**STATED TASK**.
Without the pictures, copy all the entries below exactly.

**RECORDS**.

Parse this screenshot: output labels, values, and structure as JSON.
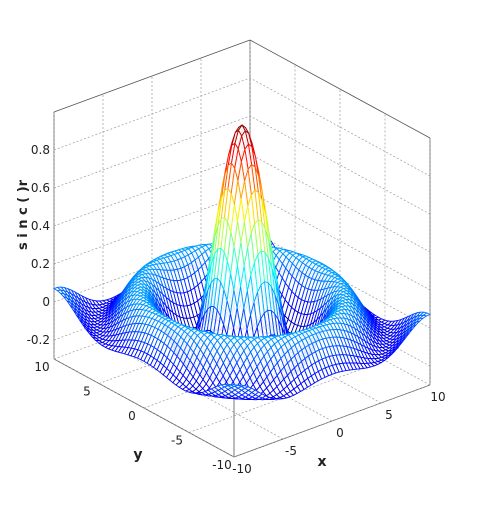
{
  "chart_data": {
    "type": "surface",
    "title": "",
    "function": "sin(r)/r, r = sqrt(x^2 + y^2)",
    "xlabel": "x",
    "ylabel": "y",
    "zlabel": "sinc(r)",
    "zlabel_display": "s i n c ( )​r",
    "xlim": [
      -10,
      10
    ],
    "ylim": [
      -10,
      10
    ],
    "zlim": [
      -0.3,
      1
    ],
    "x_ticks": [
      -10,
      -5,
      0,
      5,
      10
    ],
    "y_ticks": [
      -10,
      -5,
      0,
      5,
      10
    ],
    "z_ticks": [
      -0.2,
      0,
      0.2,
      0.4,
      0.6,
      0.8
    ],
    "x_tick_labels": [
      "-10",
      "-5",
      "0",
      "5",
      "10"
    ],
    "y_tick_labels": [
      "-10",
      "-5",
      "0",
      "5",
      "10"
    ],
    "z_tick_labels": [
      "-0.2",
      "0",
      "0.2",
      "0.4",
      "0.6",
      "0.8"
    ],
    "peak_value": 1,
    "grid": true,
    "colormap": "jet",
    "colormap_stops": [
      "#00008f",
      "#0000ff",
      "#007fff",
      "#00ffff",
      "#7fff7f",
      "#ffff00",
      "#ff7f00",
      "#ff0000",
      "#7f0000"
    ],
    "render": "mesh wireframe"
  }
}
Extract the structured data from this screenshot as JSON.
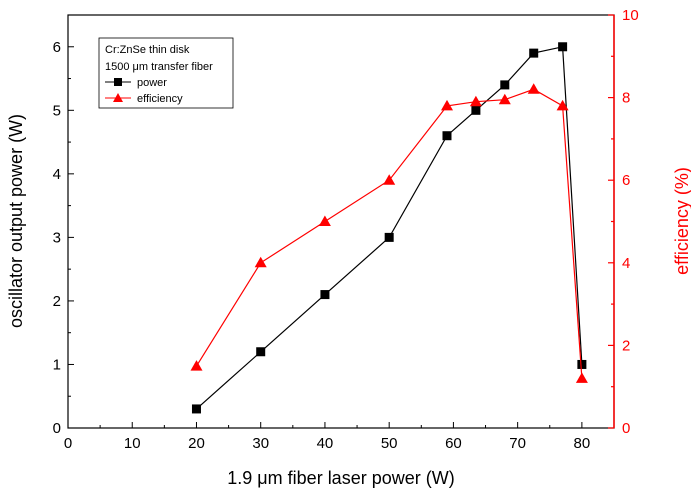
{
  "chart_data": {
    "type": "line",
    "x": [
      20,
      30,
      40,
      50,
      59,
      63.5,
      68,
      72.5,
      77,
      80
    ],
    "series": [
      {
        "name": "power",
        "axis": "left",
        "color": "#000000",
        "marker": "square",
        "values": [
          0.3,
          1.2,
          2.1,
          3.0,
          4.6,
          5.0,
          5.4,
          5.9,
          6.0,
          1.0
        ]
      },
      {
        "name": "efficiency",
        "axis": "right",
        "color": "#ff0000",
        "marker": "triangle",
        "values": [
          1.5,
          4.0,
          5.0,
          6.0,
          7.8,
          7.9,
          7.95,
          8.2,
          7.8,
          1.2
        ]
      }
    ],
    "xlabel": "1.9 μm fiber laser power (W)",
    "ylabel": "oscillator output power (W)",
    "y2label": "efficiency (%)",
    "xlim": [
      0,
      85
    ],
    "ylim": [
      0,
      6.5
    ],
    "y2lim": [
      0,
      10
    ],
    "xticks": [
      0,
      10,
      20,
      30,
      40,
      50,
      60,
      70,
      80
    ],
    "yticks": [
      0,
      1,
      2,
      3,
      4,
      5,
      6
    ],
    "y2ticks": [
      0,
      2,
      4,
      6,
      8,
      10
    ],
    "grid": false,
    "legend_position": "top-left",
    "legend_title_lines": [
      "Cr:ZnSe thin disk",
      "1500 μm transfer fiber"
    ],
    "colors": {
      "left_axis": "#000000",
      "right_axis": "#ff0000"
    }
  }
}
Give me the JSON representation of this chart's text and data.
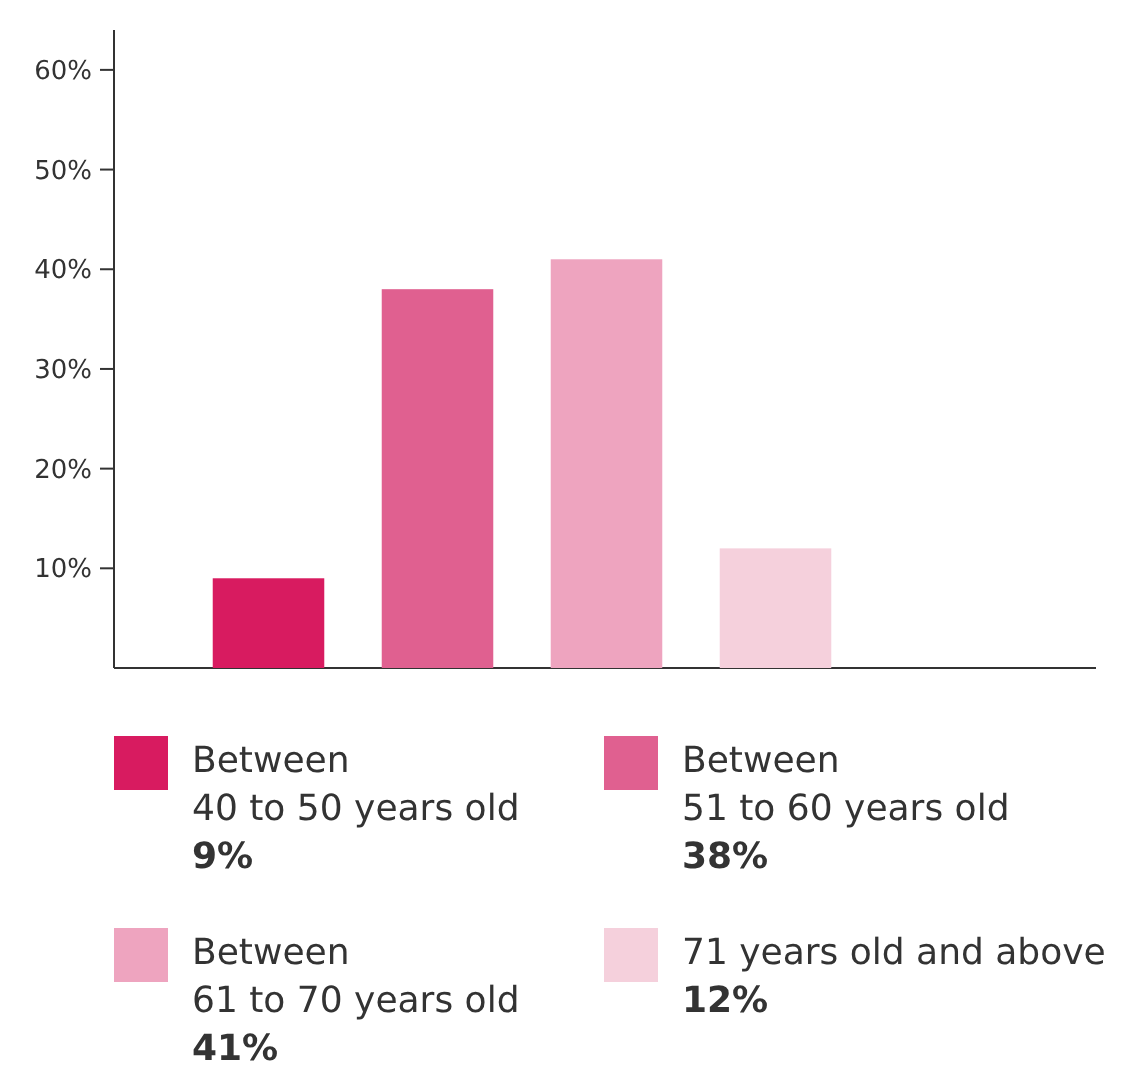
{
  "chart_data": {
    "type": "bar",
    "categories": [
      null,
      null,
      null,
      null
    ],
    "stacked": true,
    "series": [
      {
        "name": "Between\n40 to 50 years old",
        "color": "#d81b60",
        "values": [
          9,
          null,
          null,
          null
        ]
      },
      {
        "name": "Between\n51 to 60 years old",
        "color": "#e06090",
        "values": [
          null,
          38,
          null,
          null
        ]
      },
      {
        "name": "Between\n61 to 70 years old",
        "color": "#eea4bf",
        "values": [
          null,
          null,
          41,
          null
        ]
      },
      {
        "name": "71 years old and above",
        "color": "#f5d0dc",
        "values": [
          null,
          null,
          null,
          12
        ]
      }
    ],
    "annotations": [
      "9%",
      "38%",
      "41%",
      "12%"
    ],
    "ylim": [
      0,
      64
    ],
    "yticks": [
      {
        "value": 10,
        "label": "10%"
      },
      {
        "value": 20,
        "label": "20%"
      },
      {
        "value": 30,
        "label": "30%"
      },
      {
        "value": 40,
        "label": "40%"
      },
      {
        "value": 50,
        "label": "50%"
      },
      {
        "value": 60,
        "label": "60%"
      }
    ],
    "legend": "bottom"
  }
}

**COMPLETED EXERCISE**.
Parse this screenshot: output labels, values, and structure as JSON.
{
  "chart_data": {
    "type": "surface",
    "title": "",
    "function": "sin(r)/r, r = sqrt(x^2 + y^2)",
    "xlabel": "x",
    "ylabel": "y",
    "zlabel": "sinc(r)",
    "zlabel_display": "s i n c ( )​r",
    "xlim": [
      -10,
      10
    ],
    "ylim": [
      -10,
      10
    ],
    "zlim": [
      -0.3,
      1
    ],
    "x_ticks": [
      -10,
      -5,
      0,
      5,
      10
    ],
    "y_ticks": [
      -10,
      -5,
      0,
      5,
      10
    ],
    "z_ticks": [
      -0.2,
      0,
      0.2,
      0.4,
      0.6,
      0.8
    ],
    "x_tick_labels": [
      "-10",
      "-5",
      "0",
      "5",
      "10"
    ],
    "y_tick_labels": [
      "-10",
      "-5",
      "0",
      "5",
      "10"
    ],
    "z_tick_labels": [
      "-0.2",
      "0",
      "0.2",
      "0.4",
      "0.6",
      "0.8"
    ],
    "peak_value": 1,
    "grid": true,
    "colormap": "jet",
    "colormap_stops": [
      "#00008f",
      "#0000ff",
      "#007fff",
      "#00ffff",
      "#7fff7f",
      "#ffff00",
      "#ff7f00",
      "#ff0000",
      "#7f0000"
    ],
    "render": "mesh wireframe"
  }
}
Extract the structured data from this screenshot as JSON.
{
  "chart_data": {
    "type": "line",
    "x": [
      20,
      30,
      40,
      50,
      59,
      63.5,
      68,
      72.5,
      77,
      80
    ],
    "series": [
      {
        "name": "power",
        "axis": "left",
        "color": "#000000",
        "marker": "square",
        "values": [
          0.3,
          1.2,
          2.1,
          3.0,
          4.6,
          5.0,
          5.4,
          5.9,
          6.0,
          1.0
        ]
      },
      {
        "name": "efficiency",
        "axis": "right",
        "color": "#ff0000",
        "marker": "triangle",
        "values": [
          1.5,
          4.0,
          5.0,
          6.0,
          7.8,
          7.9,
          7.95,
          8.2,
          7.8,
          1.2
        ]
      }
    ],
    "xlabel": "1.9 μm fiber laser power (W)",
    "ylabel": "oscillator output power (W)",
    "y2label": "efficiency (%)",
    "xlim": [
      0,
      85
    ],
    "ylim": [
      0,
      6.5
    ],
    "y2lim": [
      0,
      10
    ],
    "xticks": [
      0,
      10,
      20,
      30,
      40,
      50,
      60,
      70,
      80
    ],
    "yticks": [
      0,
      1,
      2,
      3,
      4,
      5,
      6
    ],
    "y2ticks": [
      0,
      2,
      4,
      6,
      8,
      10
    ],
    "grid": false,
    "legend_position": "top-left",
    "legend_title_lines": [
      "Cr:ZnSe thin disk",
      "1500 μm transfer fiber"
    ],
    "colors": {
      "left_axis": "#000000",
      "right_axis": "#ff0000"
    }
  }
}
Give me the JSON representation of this chart's text and data.
{
  "chart_data": {
    "type": "bar",
    "categories": [
      null,
      null,
      null,
      null
    ],
    "stacked": true,
    "series": [
      {
        "name": "Between\n40 to 50 years old",
        "color": "#d81b60",
        "values": [
          9,
          null,
          null,
          null
        ]
      },
      {
        "name": "Between\n51 to 60 years old",
        "color": "#e06090",
        "values": [
          null,
          38,
          null,
          null
        ]
      },
      {
        "name": "Between\n61 to 70 years old",
        "color": "#eea4bf",
        "values": [
          null,
          null,
          41,
          null
        ]
      },
      {
        "name": "71 years old and above",
        "color": "#f5d0dc",
        "values": [
          null,
          null,
          null,
          12
        ]
      }
    ],
    "annotations": [
      "9%",
      "38%",
      "41%",
      "12%"
    ],
    "ylim": [
      0,
      64
    ],
    "yticks": [
      {
        "value": 10,
        "label": "10%"
      },
      {
        "value": 20,
        "label": "20%"
      },
      {
        "value": 30,
        "label": "30%"
      },
      {
        "value": 40,
        "label": "40%"
      },
      {
        "value": 50,
        "label": "50%"
      },
      {
        "value": 60,
        "label": "60%"
      }
    ],
    "legend": "bottom"
  }
}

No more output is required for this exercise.